## What needs to be done
Only lines with the word "type" are needed; collect each of them from the listing below.

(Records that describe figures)
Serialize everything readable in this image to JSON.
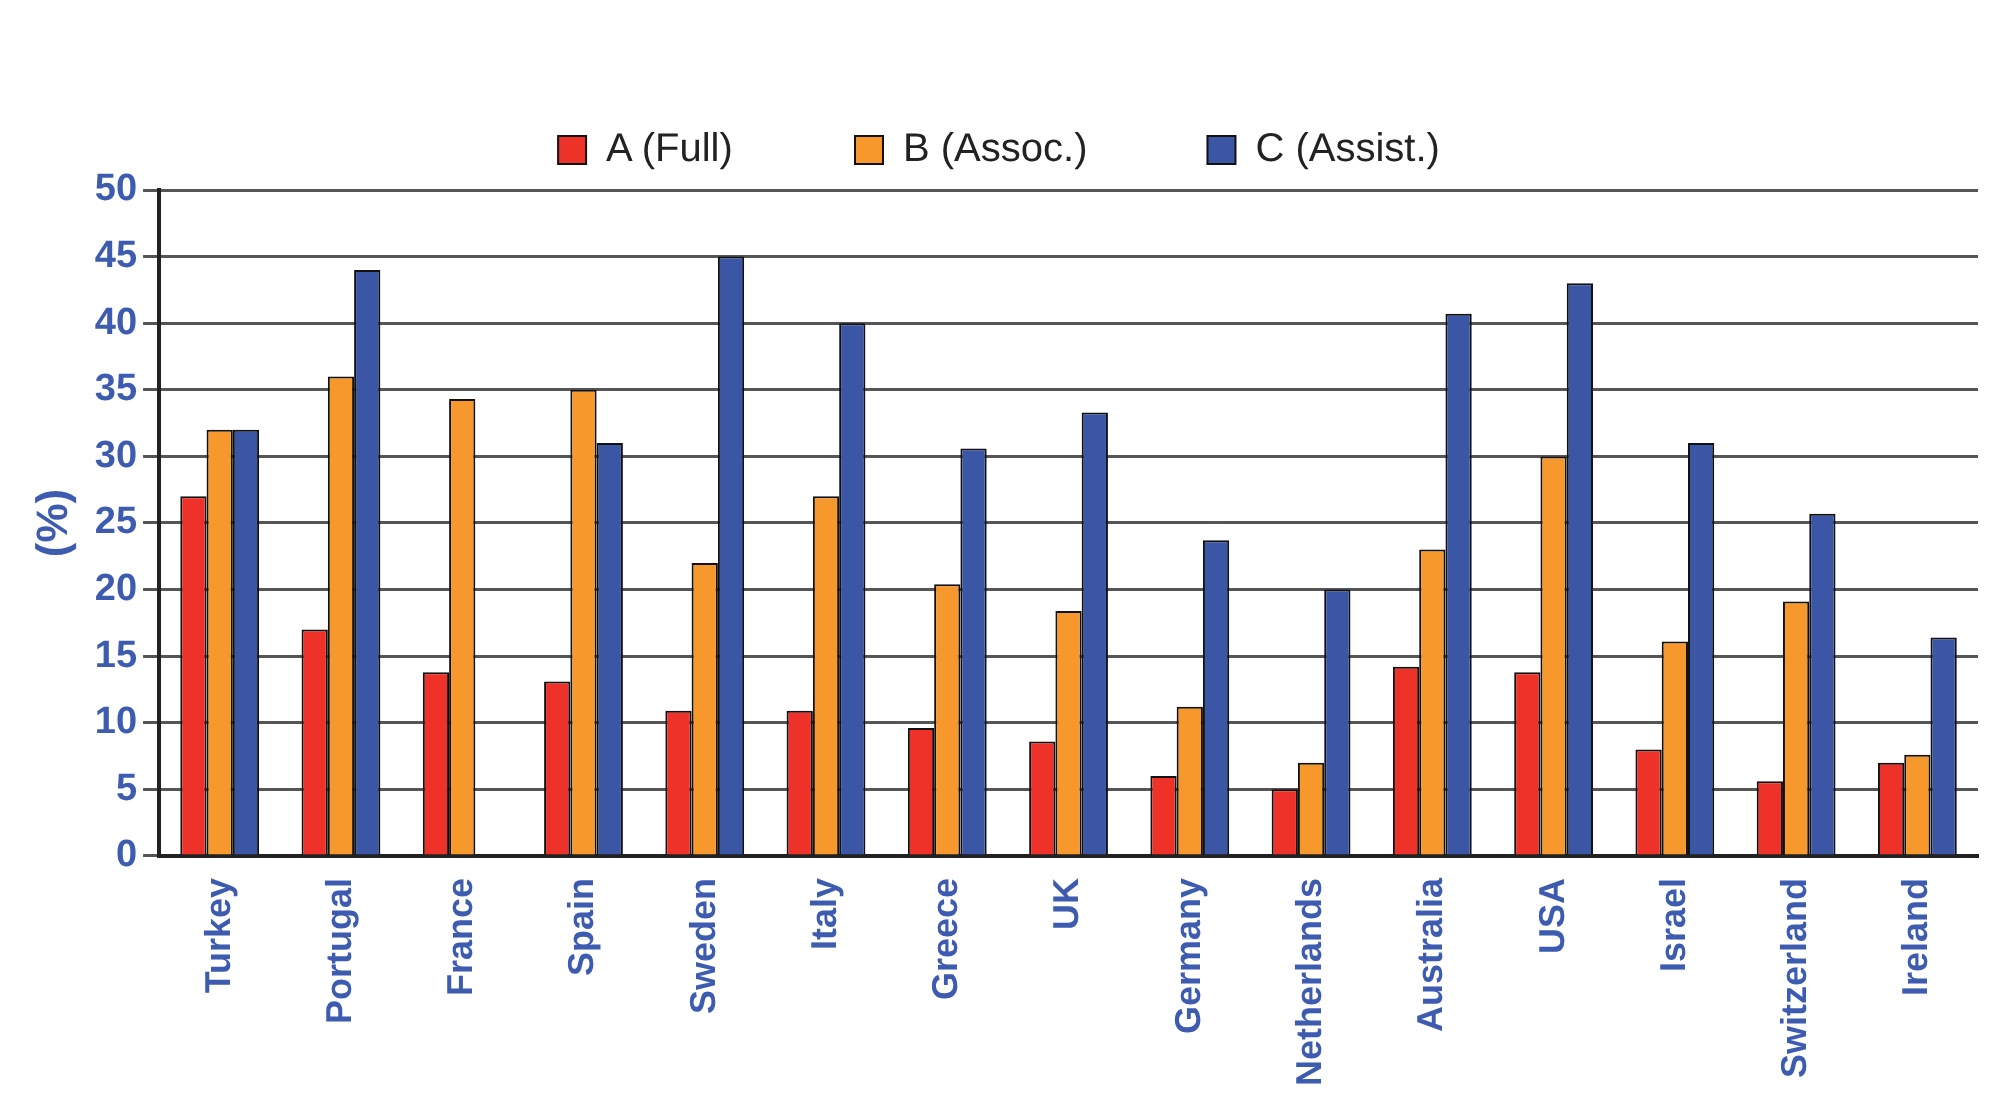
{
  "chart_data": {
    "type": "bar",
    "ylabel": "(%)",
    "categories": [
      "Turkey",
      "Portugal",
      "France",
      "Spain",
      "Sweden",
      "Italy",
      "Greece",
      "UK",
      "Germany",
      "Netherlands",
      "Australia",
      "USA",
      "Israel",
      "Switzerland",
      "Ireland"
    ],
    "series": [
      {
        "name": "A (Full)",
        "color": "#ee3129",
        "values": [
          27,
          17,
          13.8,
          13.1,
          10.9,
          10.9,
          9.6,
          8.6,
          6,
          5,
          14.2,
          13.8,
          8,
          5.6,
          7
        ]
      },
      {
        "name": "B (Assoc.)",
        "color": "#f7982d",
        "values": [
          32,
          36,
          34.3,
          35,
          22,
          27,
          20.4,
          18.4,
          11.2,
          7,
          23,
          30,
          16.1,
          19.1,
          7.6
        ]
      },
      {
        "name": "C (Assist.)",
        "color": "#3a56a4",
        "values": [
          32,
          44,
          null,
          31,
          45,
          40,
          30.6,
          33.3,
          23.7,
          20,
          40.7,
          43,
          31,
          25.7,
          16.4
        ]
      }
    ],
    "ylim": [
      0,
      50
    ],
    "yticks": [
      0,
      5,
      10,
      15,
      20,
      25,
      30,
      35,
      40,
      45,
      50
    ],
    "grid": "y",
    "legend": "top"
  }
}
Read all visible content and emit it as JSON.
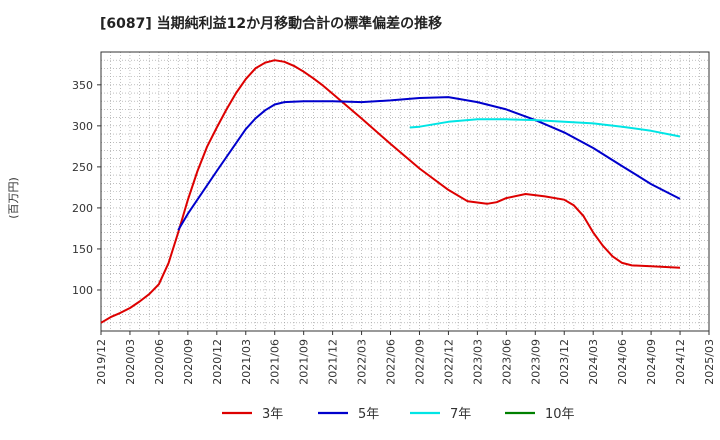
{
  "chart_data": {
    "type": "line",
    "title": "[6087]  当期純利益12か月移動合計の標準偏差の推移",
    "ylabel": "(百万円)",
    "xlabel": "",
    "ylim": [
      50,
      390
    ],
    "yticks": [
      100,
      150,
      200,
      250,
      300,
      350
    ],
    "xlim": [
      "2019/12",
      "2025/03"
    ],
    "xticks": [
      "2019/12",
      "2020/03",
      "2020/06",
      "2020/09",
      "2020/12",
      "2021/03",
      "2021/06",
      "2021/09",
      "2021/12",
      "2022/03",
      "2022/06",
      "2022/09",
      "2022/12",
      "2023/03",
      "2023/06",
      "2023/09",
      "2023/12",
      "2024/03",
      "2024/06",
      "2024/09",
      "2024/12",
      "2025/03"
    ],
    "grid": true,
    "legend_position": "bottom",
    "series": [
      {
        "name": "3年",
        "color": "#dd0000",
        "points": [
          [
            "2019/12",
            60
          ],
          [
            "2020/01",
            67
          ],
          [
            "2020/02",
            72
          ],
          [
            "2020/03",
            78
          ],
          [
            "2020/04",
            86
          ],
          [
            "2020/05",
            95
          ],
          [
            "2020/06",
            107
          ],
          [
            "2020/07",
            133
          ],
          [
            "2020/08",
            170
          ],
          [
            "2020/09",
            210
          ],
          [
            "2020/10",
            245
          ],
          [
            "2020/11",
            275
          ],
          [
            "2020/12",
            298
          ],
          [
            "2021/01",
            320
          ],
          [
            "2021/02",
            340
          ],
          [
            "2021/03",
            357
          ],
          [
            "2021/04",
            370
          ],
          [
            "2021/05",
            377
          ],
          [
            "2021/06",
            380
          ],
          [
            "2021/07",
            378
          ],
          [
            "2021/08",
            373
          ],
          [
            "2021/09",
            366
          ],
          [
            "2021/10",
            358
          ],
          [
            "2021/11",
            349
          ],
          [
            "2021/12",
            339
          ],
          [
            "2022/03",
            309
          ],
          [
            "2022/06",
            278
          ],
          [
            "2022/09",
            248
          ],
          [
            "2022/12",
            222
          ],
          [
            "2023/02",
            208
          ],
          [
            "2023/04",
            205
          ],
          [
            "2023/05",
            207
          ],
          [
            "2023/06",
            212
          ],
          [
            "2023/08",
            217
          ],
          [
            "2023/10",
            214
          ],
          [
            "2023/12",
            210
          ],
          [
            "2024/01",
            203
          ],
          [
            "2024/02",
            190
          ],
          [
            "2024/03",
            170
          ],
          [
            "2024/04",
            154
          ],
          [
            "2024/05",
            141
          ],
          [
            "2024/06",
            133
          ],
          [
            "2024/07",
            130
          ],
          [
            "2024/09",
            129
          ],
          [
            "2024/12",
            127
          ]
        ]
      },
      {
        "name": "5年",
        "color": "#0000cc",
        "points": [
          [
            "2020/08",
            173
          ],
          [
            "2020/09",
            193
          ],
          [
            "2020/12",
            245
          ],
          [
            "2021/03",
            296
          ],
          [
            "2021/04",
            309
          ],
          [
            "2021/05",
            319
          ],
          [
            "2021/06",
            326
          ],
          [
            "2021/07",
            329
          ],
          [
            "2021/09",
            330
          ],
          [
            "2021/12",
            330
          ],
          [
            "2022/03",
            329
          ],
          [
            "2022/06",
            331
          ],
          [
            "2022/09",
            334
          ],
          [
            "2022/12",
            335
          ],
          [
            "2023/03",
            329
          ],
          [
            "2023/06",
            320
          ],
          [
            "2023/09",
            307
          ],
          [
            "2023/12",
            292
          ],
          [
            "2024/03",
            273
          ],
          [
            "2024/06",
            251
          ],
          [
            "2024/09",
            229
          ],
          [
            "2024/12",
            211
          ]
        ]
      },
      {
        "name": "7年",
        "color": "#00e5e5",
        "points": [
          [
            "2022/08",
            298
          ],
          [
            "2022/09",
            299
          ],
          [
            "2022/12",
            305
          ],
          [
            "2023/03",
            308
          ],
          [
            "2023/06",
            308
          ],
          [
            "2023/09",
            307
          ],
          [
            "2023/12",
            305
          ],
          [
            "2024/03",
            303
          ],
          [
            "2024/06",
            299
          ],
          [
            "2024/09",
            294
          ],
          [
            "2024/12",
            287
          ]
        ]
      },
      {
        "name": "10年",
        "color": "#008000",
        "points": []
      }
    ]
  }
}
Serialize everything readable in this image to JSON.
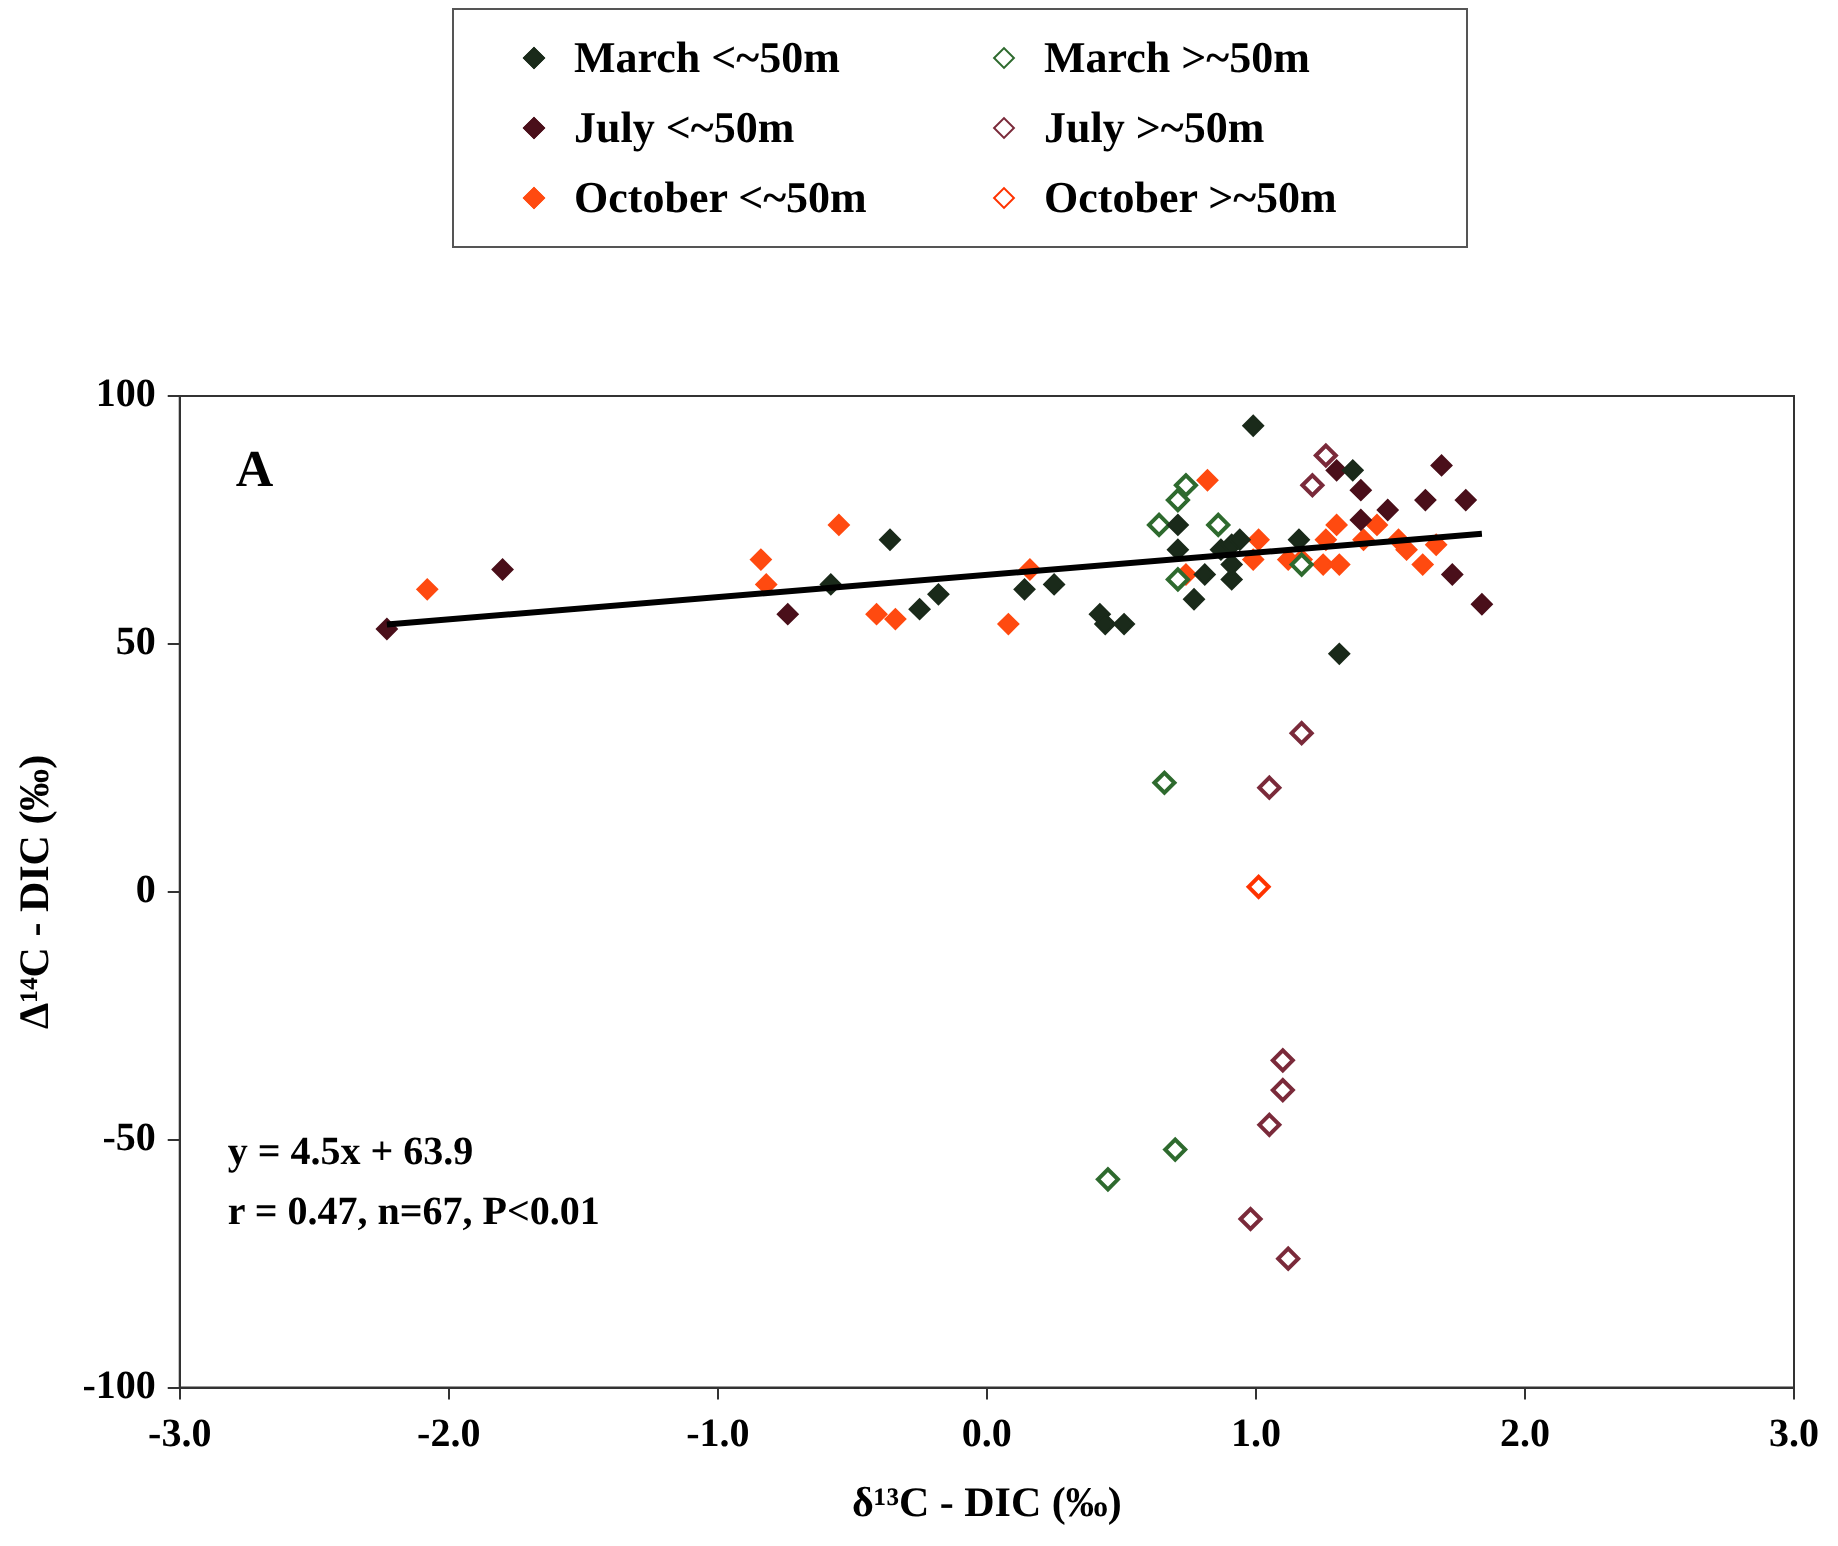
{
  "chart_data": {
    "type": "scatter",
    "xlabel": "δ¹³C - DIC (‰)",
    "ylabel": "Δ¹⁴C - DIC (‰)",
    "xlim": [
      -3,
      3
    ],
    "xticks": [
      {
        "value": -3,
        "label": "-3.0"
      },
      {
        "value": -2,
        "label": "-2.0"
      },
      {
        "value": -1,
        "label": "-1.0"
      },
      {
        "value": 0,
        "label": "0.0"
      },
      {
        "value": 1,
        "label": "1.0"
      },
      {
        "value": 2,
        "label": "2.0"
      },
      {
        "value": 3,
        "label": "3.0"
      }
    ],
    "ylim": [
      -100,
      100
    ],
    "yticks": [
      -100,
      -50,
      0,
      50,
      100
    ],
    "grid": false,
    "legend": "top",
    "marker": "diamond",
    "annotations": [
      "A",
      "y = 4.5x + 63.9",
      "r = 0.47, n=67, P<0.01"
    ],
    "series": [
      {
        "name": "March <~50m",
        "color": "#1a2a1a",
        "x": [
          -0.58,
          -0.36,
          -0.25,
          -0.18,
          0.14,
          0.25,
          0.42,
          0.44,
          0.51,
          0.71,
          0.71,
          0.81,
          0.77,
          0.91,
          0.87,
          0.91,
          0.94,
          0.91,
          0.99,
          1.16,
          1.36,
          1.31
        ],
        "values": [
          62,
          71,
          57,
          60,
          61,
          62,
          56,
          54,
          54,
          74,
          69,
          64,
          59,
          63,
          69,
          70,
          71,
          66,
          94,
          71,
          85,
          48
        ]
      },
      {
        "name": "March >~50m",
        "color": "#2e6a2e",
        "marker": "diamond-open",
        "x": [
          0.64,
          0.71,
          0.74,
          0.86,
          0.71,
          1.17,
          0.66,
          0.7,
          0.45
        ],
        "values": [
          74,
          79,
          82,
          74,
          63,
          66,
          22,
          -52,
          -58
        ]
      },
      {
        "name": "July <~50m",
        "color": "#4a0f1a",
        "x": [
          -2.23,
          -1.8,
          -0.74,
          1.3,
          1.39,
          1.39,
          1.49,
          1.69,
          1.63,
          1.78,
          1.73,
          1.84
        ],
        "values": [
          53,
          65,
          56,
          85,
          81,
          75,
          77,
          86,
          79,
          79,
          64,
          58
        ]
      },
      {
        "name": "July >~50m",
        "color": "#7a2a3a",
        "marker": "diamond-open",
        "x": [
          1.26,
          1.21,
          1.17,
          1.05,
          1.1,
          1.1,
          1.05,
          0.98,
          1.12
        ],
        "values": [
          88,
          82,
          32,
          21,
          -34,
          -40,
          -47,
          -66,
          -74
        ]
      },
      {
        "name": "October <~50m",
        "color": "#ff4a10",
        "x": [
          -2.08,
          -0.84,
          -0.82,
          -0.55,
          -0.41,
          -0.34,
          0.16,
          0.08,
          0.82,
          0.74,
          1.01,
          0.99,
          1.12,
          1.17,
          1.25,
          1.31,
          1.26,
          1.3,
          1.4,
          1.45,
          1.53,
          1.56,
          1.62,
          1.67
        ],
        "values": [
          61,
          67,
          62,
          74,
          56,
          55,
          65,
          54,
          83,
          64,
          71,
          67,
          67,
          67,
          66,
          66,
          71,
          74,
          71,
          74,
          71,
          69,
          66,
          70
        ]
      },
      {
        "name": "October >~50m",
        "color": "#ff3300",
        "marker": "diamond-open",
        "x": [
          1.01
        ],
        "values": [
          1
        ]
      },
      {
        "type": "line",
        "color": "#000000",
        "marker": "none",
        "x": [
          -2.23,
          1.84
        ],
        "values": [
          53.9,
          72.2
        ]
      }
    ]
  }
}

## Result of this task
    "type": "bar",
    "type": "line",
    "type": "scatter",
        "type": "line",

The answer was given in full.